# [TASK TO CARRY OUT]
Your task is to write out the complete listing exactly as it is shown.
[START OF SUPPLIED DATA]
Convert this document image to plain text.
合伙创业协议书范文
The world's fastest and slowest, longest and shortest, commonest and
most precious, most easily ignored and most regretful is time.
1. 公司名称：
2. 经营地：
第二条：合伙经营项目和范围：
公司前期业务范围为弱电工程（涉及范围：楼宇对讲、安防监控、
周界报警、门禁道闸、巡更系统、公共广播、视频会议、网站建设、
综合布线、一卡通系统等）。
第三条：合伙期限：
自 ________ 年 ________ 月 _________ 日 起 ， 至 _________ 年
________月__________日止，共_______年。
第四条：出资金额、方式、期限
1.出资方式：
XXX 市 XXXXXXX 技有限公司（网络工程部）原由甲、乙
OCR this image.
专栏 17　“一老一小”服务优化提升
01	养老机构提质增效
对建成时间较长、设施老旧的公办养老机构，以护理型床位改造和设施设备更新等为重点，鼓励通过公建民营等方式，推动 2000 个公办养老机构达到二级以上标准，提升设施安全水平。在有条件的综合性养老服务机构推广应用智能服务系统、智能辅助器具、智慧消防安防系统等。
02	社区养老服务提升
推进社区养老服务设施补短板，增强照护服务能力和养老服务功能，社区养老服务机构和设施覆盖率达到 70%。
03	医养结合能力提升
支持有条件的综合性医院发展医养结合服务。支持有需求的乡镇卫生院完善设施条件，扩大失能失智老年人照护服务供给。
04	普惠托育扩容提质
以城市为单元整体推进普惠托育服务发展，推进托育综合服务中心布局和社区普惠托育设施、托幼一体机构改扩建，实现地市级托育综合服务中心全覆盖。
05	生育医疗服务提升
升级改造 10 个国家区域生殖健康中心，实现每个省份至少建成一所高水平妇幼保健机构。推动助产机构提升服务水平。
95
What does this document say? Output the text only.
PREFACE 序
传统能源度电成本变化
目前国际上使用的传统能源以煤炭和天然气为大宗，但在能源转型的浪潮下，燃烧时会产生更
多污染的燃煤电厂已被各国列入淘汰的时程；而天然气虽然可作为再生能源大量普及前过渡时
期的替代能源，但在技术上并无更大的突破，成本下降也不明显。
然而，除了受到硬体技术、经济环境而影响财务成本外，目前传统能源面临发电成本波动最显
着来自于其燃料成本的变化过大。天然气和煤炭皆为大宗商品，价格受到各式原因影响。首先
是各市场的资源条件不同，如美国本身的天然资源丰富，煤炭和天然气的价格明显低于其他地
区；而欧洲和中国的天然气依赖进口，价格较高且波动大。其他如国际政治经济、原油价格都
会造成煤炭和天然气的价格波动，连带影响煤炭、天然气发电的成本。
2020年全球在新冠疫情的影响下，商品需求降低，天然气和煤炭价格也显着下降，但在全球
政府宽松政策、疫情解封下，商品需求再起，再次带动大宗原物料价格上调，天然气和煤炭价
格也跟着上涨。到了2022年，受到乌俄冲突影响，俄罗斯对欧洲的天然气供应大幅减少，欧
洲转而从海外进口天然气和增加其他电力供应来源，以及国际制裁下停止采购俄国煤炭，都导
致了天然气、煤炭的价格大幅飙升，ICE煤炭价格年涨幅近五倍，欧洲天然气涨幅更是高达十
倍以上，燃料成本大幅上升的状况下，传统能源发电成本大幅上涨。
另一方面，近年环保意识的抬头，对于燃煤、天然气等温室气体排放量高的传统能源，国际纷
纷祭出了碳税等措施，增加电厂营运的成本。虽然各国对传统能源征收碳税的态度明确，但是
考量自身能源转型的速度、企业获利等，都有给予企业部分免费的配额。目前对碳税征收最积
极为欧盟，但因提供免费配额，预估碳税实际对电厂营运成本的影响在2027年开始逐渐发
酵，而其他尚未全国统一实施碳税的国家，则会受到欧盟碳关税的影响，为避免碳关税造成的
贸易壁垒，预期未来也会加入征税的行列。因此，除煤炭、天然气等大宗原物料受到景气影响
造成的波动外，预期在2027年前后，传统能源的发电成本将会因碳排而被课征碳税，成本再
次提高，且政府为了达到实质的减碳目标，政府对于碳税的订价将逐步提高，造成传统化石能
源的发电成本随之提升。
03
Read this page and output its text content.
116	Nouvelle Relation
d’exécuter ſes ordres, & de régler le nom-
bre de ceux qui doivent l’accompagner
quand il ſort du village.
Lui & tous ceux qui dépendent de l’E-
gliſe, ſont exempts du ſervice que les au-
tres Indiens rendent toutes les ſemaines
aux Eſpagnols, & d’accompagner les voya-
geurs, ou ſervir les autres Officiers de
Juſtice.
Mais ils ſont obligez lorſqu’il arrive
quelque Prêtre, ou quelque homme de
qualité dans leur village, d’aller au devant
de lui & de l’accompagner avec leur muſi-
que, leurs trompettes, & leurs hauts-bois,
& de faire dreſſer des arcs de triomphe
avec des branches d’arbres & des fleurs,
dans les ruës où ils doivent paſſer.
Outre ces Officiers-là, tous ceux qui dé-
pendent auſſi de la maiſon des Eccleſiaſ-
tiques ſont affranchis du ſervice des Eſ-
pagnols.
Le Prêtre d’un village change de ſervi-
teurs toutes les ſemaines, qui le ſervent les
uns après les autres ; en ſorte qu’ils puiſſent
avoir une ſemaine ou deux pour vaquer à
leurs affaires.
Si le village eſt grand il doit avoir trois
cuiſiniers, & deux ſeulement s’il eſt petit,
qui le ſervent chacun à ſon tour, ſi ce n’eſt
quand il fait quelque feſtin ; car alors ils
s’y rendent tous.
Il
[END OF SUPPLIED DATA]
# [REPLY TO THE TASK]
Convert this document image to plain text.
合伙创业协议书范文
The world's fastest and slowest, longest and shortest, commonest and
most precious, most easily ignored and most regretful is time.
1. 公司名称：
2. 经营地：
第二条：合伙经营项目和范围：
公司前期业务范围为弱电工程（涉及范围：楼宇对讲、安防监控、
周界报警、门禁道闸、巡更系统、公共广播、视频会议、网站建设、
综合布线、一卡通系统等）。
第三条：合伙期限：
自 ________ 年 ________ 月 _________ 日 起 ， 至 _________ 年
________月__________日止，共_______年。
第四条：出资金额、方式、期限
1.出资方式：
XXX 市 XXXXXXX 技有限公司（网络工程部）原由甲、乙
OCR this image.
专栏 17　“一老一小”服务优化提升
01	养老机构提质增效
对建成时间较长、设施老旧的公办养老机构，以护理型床位改造和设施设备更新等为重点，鼓励通过公建民营等方式，推动 2000 个公办养老机构达到二级以上标准，提升设施安全水平。在有条件的综合性养老服务机构推广应用智能服务系统、智能辅助器具、智慧消防安防系统等。
02	社区养老服务提升
推进社区养老服务设施补短板，增强照护服务能力和养老服务功能，社区养老服务机构和设施覆盖率达到 70%。
03	医养结合能力提升
支持有条件的综合性医院发展医养结合服务。支持有需求的乡镇卫生院完善设施条件，扩大失能失智老年人照护服务供给。
04	普惠托育扩容提质
以城市为单元整体推进普惠托育服务发展，推进托育综合服务中心布局和社区普惠托育设施、托幼一体机构改扩建，实现地市级托育综合服务中心全覆盖。
05	生育医疗服务提升
升级改造 10 个国家区域生殖健康中心，实现每个省份至少建成一所高水平妇幼保健机构。推动助产机构提升服务水平。
95
What does this document say? Output the text only.
PREFACE 序
传统能源度电成本变化
目前国际上使用的传统能源以煤炭和天然气为大宗，但在能源转型的浪潮下，燃烧时会产生更
多污染的燃煤电厂已被各国列入淘汰的时程；而天然气虽然可作为再生能源大量普及前过渡时
期的替代能源，但在技术上并无更大的突破，成本下降也不明显。
然而，除了受到硬体技术、经济环境而影响财务成本外，目前传统能源面临发电成本波动最显
着来自于其燃料成本的变化过大。天然气和煤炭皆为大宗商品，价格受到各式原因影响。首先
是各市场的资源条件不同，如美国本身的天然资源丰富，煤炭和天然气的价格明显低于其他地
区；而欧洲和中国的天然气依赖进口，价格较高且波动大。其他如国际政治经济、原油价格都
会造成煤炭和天然气的价格波动，连带影响煤炭、天然气发电的成本。
2020年全球在新冠疫情的影响下，商品需求降低，天然气和煤炭价格也显着下降，但在全球
政府宽松政策、疫情解封下，商品需求再起，再次带动大宗原物料价格上调，天然气和煤炭价
格也跟着上涨。到了2022年，受到乌俄冲突影响，俄罗斯对欧洲的天然气供应大幅减少，欧
洲转而从海外进口天然气和增加其他电力供应来源，以及国际制裁下停止采购俄国煤炭，都导
致了天然气、煤炭的价格大幅飙升，ICE煤炭价格年涨幅近五倍，欧洲天然气涨幅更是高达十
倍以上，燃料成本大幅上升的状况下，传统能源发电成本大幅上涨。
另一方面，近年环保意识的抬头，对于燃煤、天然气等温室气体排放量高的传统能源，国际纷
纷祭出了碳税等措施，增加电厂营运的成本。虽然各国对传统能源征收碳税的态度明确，但是
考量自身能源转型的速度、企业获利等，都有给予企业部分免费的配额。目前对碳税征收最积
极为欧盟，但因提供免费配额，预估碳税实际对电厂营运成本的影响在2027年开始逐渐发
酵，而其他尚未全国统一实施碳税的国家，则会受到欧盟碳关税的影响，为避免碳关税造成的
贸易壁垒，预期未来也会加入征税的行列。因此，除煤炭、天然气等大宗原物料受到景气影响
造成的波动外，预期在2027年前后，传统能源的发电成本将会因碳排而被课征碳税，成本再
次提高，且政府为了达到实质的减碳目标，政府对于碳税的订价将逐步提高，造成传统化石能
源的发电成本随之提升。
03
Read this page and output its text content.
116	Nouvelle Relation
d’exécuter ſes ordres, & de régler le nom-
bre de ceux qui doivent l’accompagner
quand il ſort du village.
Lui & tous ceux qui dépendent de l’E-
gliſe, ſont exempts du ſervice que les au-
tres Indiens rendent toutes les ſemaines
aux Eſpagnols, & d’accompagner les voya-
geurs, ou ſervir les autres Officiers de
Juſtice.
Mais ils ſont obligez lorſqu’il arrive
quelque Prêtre, ou quelque homme de
qualité dans leur village, d’aller au devant
de lui & de l’accompagner avec leur muſi-
que, leurs trompettes, & leurs hauts-bois,
& de faire dreſſer des arcs de triomphe
avec des branches d’arbres & des fleurs,
dans les ruës où ils doivent paſſer.
Outre ces Officiers-là, tous ceux qui dé-
pendent auſſi de la maiſon des Eccleſiaſ-
tiques ſont affranchis du ſervice des Eſ-
pagnols.
Le Prêtre d’un village change de ſervi-
teurs toutes les ſemaines, qui le ſervent les
uns après les autres ; en ſorte qu’ils puiſſent
avoir une ſemaine ou deux pour vaquer à
leurs affaires.
Si le village eſt grand il doit avoir trois
cuiſiniers, & deux ſeulement s’il eſt petit,
qui le ſervent chacun à ſon tour, ſi ce n’eſt
quand il fait quelque feſtin ; car alors ils
s’y rendent tous.
Il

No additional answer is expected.